## Your objective
Pick out each line with the word "Servicio" from the material that follows.

────────────────

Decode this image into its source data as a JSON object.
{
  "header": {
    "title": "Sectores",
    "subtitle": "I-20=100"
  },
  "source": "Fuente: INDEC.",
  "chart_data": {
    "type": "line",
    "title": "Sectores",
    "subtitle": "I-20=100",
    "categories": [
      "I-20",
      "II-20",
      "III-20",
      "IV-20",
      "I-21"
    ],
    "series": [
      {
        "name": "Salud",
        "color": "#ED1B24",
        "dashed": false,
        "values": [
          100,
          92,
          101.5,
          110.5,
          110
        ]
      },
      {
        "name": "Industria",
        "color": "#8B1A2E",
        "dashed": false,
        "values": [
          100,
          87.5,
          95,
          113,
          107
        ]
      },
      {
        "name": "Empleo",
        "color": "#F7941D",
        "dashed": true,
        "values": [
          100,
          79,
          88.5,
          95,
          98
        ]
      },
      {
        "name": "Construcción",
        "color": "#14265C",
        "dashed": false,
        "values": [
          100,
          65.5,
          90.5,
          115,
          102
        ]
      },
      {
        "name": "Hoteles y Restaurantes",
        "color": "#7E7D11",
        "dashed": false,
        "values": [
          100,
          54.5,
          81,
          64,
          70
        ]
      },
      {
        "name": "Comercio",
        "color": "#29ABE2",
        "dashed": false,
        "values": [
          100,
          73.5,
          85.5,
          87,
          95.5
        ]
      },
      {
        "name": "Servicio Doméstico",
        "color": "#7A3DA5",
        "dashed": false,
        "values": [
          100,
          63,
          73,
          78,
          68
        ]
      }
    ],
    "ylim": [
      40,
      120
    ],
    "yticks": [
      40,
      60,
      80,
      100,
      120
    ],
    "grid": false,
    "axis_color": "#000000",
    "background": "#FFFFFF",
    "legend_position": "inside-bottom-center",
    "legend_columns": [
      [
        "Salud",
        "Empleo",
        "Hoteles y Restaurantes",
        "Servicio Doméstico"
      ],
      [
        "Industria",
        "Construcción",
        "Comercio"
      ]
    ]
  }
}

────────────────

## Complete answer
        "name": "Servicio Doméstico",
        "Servicio Doméstico"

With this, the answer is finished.